* [Exercise data]
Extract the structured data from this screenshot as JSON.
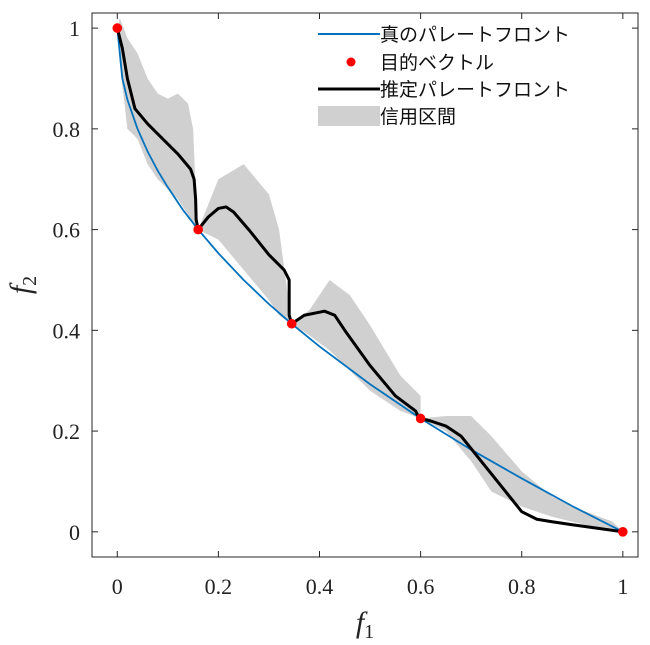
{
  "chart_data": {
    "type": "line",
    "xlabel": "f",
    "xlabel_sub": "1",
    "ylabel": "f",
    "ylabel_sub": "2",
    "xlim": [
      -0.05,
      1.03
    ],
    "ylim": [
      -0.05,
      1.03
    ],
    "xticks": [
      0,
      0.2,
      0.4,
      0.6,
      0.8,
      1
    ],
    "xtick_labels": [
      "0",
      "0.2",
      "0.4",
      "0.6",
      "0.8",
      "1"
    ],
    "yticks": [
      0,
      0.2,
      0.4,
      0.6,
      0.8,
      1
    ],
    "ytick_labels": [
      "0",
      "0.2",
      "0.4",
      "0.6",
      "0.8",
      "1"
    ],
    "grid": false,
    "legend_position": "top-right",
    "series": [
      {
        "name": "真のパレートフロント",
        "kind": "line",
        "color": "#0072BD",
        "x": [
          0,
          0.01,
          0.02,
          0.04,
          0.06,
          0.08,
          0.1,
          0.13,
          0.16,
          0.2,
          0.25,
          0.3,
          0.345,
          0.4,
          0.5,
          0.6,
          0.7,
          0.8,
          0.9,
          1
        ],
        "y": [
          1,
          0.9,
          0.858,
          0.8,
          0.755,
          0.717,
          0.684,
          0.639,
          0.6,
          0.553,
          0.5,
          0.452,
          0.413,
          0.368,
          0.293,
          0.225,
          0.163,
          0.106,
          0.051,
          0
        ]
      },
      {
        "name": "目的ベクトル",
        "kind": "points",
        "color": "#FF0000",
        "x": [
          0,
          0.16,
          0.345,
          0.6,
          1
        ],
        "y": [
          1,
          0.6,
          0.413,
          0.225,
          0
        ]
      },
      {
        "name": "推定パレートフロント",
        "kind": "line",
        "color": "#000000",
        "x": [
          0,
          0.01,
          0.02,
          0.035,
          0.06,
          0.12,
          0.145,
          0.152,
          0.155,
          0.156,
          0.16,
          0.18,
          0.2,
          0.215,
          0.23,
          0.26,
          0.3,
          0.33,
          0.34,
          0.34,
          0.345,
          0.37,
          0.41,
          0.43,
          0.45,
          0.5,
          0.55,
          0.59,
          0.6,
          0.6,
          0.62,
          0.65,
          0.68,
          0.72,
          0.76,
          0.8,
          0.83,
          0.86,
          0.9,
          0.95,
          1
        ],
        "y": [
          1,
          0.96,
          0.9,
          0.84,
          0.81,
          0.75,
          0.72,
          0.7,
          0.66,
          0.62,
          0.6,
          0.625,
          0.642,
          0.645,
          0.635,
          0.6,
          0.55,
          0.52,
          0.5,
          0.43,
          0.413,
          0.43,
          0.438,
          0.43,
          0.4,
          0.33,
          0.27,
          0.24,
          0.22,
          0.225,
          0.22,
          0.21,
          0.19,
          0.14,
          0.09,
          0.04,
          0.025,
          0.02,
          0.014,
          0.007,
          0
        ]
      },
      {
        "name": "信用区間",
        "kind": "band",
        "color": "#D0D0D0",
        "x": [
          0,
          0.005,
          0.02,
          0.04,
          0.06,
          0.08,
          0.1,
          0.12,
          0.14,
          0.15,
          0.155,
          0.16,
          0.16,
          0.2,
          0.25,
          0.3,
          0.32,
          0.34,
          0.345,
          0.345,
          0.38,
          0.42,
          0.46,
          0.5,
          0.56,
          0.6,
          0.6,
          0.65,
          0.7,
          0.74,
          0.8,
          0.86,
          0.9,
          0.94,
          0.98,
          1
        ],
        "lower": [
          1,
          0.93,
          0.8,
          0.78,
          0.73,
          0.7,
          0.68,
          0.66,
          0.63,
          0.61,
          0.6,
          0.6,
          0.6,
          0.58,
          0.52,
          0.46,
          0.43,
          0.415,
          0.413,
          0.413,
          0.39,
          0.36,
          0.32,
          0.28,
          0.24,
          0.225,
          0.225,
          0.2,
          0.14,
          0.08,
          0.05,
          0.03,
          0.02,
          0.01,
          0.003,
          0
        ],
        "upper": [
          1,
          1.02,
          0.98,
          0.95,
          0.9,
          0.87,
          0.86,
          0.87,
          0.85,
          0.8,
          0.68,
          0.6,
          0.6,
          0.7,
          0.73,
          0.67,
          0.6,
          0.45,
          0.413,
          0.413,
          0.44,
          0.5,
          0.47,
          0.41,
          0.31,
          0.27,
          0.225,
          0.23,
          0.23,
          0.19,
          0.12,
          0.07,
          0.05,
          0.035,
          0.02,
          0
        ]
      }
    ]
  }
}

* [Your instructions] Select all lines in the listing above where the word "name" appears, and show them.

* [Written solution]
        "name": "真のパレートフロント",
        "name": "目的ベクトル",
        "name": "推定パレートフロント",
        "name": "信用区間",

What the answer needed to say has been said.